Texte fourni ▸
Existe-t-il des terrains plus favorables pour la mission? (sermon)
Matthieu 13 : 1-9
Je l’ai mentionné à quelques reprises; j’ai grandi à la campagne. Comme plusieurs, nous avions un grand jardin potager. Tous les ans, nous faisions pousser des tomates, des poivrons, des choux, des carottes, du maïs, etc. Si certains considèrent cet exercice comme une activité récréative et divertissante, avec mon père, c’était très sérieux. Les rangs étaient absolument droits et espacés précisément selon le type de plantes. Si les graines devaient être plantées à 3 pouces d’intervalle, ce n’était pas 2, ce n’était pas 4, c’était 3. La rigueur était de mise. Disons qu’il ne faut pas chercher très loin les raisons pourquoi je n’ai pas de jardin potager à la maison.
Le chapitre 13 de l’évangile selon Matthieu renferme une succession de paraboles que nous allons explorer au cours des prochaines semaines. Le texte d’aujourd’hui est communément appelé la parabole du semeur. Encore une fois, Jésus enseigne à une foule en utilisant une pratique courante dans sa société. C’est l’histoire d’un semeur qui sort pour semer. Une partie des grains tombe sur le bord du chemin et ils sont mangés par les oiseaux. Une autre partie tombe sur un sol de roche et meurt parce qu’il manque de terre pour les racines. Une autre partie tombe dans les mauvaises herbes qui finissent par étouffer les nouvelles pousses. Enfin, d’autres grains tombent de la bonne terre et produisent un rendement qui est de 30 à 100 pour un.
Habituellement, les réflexions sur ce texte portent sur les différentes sortes de sols décrits par Jésus. De nombreux sermons demandent : quelle sorte de sol sommes-nous? Est-ce que la parole de Dieu (représentée par les grains) que nous donne gratuitement le semeur (Dieu) trouve en nous un terreau fertile? Que devons-nous changer en nous pour produire du fruit et des récoltes dignes de Dieu? Cette dernière remarque me chicote toujours parce que dans cette parabole, comme dans la nature, les différents sols sont le résultat de leur environnement. Le sol ne peut pas se modifier par lui-même. De la même façon, les grains qui possèdent en eux-mêmes tous les éléments pour développer une plante sont complètement dépendants de l’endroit où ils tombent. En fait, en y pensant, le personnage central de cette histoire, celui par qui l’action se produit, est le semeur. Il lance ses grains un peu partout, sans regard du sol où elles vont tomber.

Consigne ▸ Réécrivez sous forme de liste, s’il vous plaît, le paragraphe du sermon ci-dessus qui commence par « Je l’ai mentionné à quelques reprises ». Gardez-en les faits principaux.

Lignes fournies ▸
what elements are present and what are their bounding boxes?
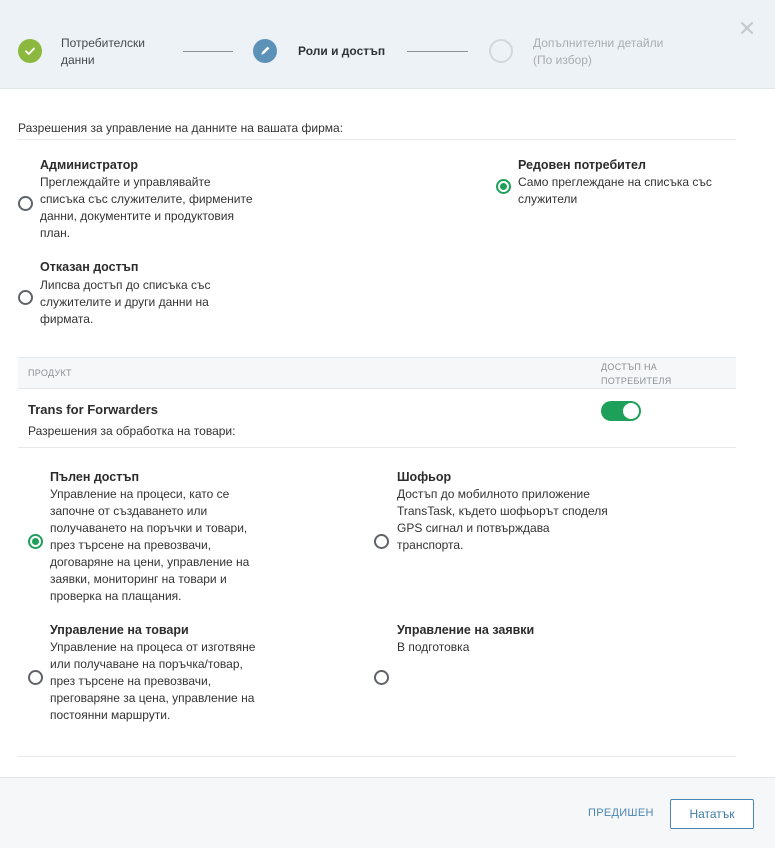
option-title-access-denied: Отказан достъп [40, 260, 139, 274]
option-desc-administrator [40, 174, 253, 242]
toggle-knob [623, 403, 639, 419]
step1-label [61, 35, 171, 69]
desc-line: Управление на процеси, като се [50, 487, 230, 501]
close-icon[interactable] [739, 20, 755, 36]
radio-requests-management[interactable] [374, 670, 389, 685]
option-desc-requests-management [397, 639, 469, 656]
desc-line: Липсва достъп до списъка със [40, 278, 211, 292]
desc-line: Достъп до мобилното приложение [397, 487, 590, 501]
option-title-full-access: Пълен достъп [50, 470, 139, 484]
desc-line: заявки, мониторинг на товари и [50, 572, 227, 586]
radio-cargo-management[interactable] [28, 670, 43, 685]
option-title-driver: Шофьор [397, 470, 452, 484]
divider [18, 139, 736, 140]
products-table-header [18, 357, 736, 389]
desc-line: през търсене на превозвачи, [50, 538, 212, 552]
step2-label: Роли и достъп [298, 44, 386, 58]
desc-line: Само преглеждане на списъка със [518, 175, 712, 189]
divider [18, 756, 736, 757]
step-connector [183, 51, 233, 52]
column-header-user-access [601, 360, 711, 388]
desc-line: през търсене на превозвачи, [50, 674, 212, 688]
option-title-requests-management: Управление на заявки [397, 623, 535, 637]
product-permissions-subtitle: Разрешения за обработка на товари: [28, 424, 236, 438]
desc-line: TransTask, където шофьорът споделя [397, 504, 608, 518]
step3-label-line1: Допълнителни детайли [533, 36, 664, 50]
desc-line: проверка на плащания. [50, 589, 182, 603]
option-title-regular-user: Редовен потребител [518, 158, 646, 172]
option-desc-full-access [50, 486, 249, 605]
desc-line: данни, документите и продуктовия [40, 209, 234, 223]
desc-line: В подготовка [397, 640, 470, 654]
radio-regular-user[interactable] [496, 179, 511, 194]
desc-line: или получаване на поръчка/товар, [50, 657, 243, 671]
desc-line: фирмата. [40, 312, 94, 326]
desc-line: списъка със служителите, фирмените [40, 192, 253, 206]
radio-administrator[interactable] [18, 196, 33, 211]
desc-line: започне от създаването или [50, 504, 208, 518]
desc-line: договаряне на цени, управление на [50, 555, 250, 569]
radio-access-denied[interactable] [18, 290, 33, 305]
option-desc-regular-user [518, 174, 712, 208]
desc-line: Управление на процеса от изготвяне [50, 640, 256, 654]
column-header-line: ПОТРЕБИТЕЛЯ [601, 376, 672, 386]
desc-line: служители [518, 192, 578, 206]
divider [18, 447, 736, 448]
step-completed-check-icon [18, 39, 42, 63]
desc-line: Преглеждайте и управлявайте [40, 175, 211, 189]
company-permissions-title: Разрешения за управление на данните на вашата фирма: [18, 121, 344, 135]
option-desc-access-denied [40, 277, 211, 328]
radio-driver[interactable] [374, 534, 389, 549]
step-connector [407, 51, 468, 52]
product-name: Trans for Forwarders [28, 402, 159, 417]
desc-line: постоянни маршрути. [50, 708, 171, 722]
desc-line: получаването на поръчки и товари, [50, 521, 248, 535]
step1-label-line1: Потребителски [61, 36, 145, 50]
desc-line: GPS сигнал и потвърждава [397, 521, 550, 535]
step3-label-line2: (По избор) [533, 53, 592, 67]
desc-line: транспорта. [397, 538, 464, 552]
option-title-administrator: Администратор [40, 158, 139, 172]
option-desc-driver [397, 486, 608, 554]
column-header-line: ДОСТЪП НА [601, 362, 658, 372]
column-header-product: ПРОДУКТ [28, 368, 72, 378]
step-active-pencil-icon [253, 39, 277, 63]
option-title-cargo-management: Управление на товари [50, 623, 189, 637]
desc-line: план. [40, 226, 71, 240]
dialog-footer [0, 777, 775, 848]
desc-line: преговаряне за цена, управление на [50, 691, 255, 705]
user-access-toggle[interactable] [601, 401, 641, 421]
step-pending-circle-icon [489, 39, 513, 63]
previous-button[interactable]: ПРЕДИШЕН [588, 807, 654, 819]
step3-label [533, 35, 683, 69]
step1-label-line2: данни [61, 53, 95, 67]
next-button[interactable]: Нататък [670, 799, 754, 829]
radio-full-access[interactable] [28, 534, 43, 549]
option-desc-cargo-management [50, 639, 255, 724]
stepper-header [0, 0, 775, 89]
desc-line: служителите и други данни на [40, 295, 209, 309]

Résultat ▸
- L’auteur a grandi à la campagne.
- Sa famille avait un grand jardin potager.
- Chaque année, on y cultivait des tomates, des poivrons, des choux, des carottes, du maïs, etc.
- Avec le père, ce jardinage n’était pas un loisir mais une affaire très sérieuse.
- Les rangs étaient absolument droits et espacés selon le type de plantes.
- Un intervalle prévu de 3 pouces voulait dire 3, ni 2 ni 4.
- Cette rigueur explique sans peine l’absence de jardin potager chez l’auteur.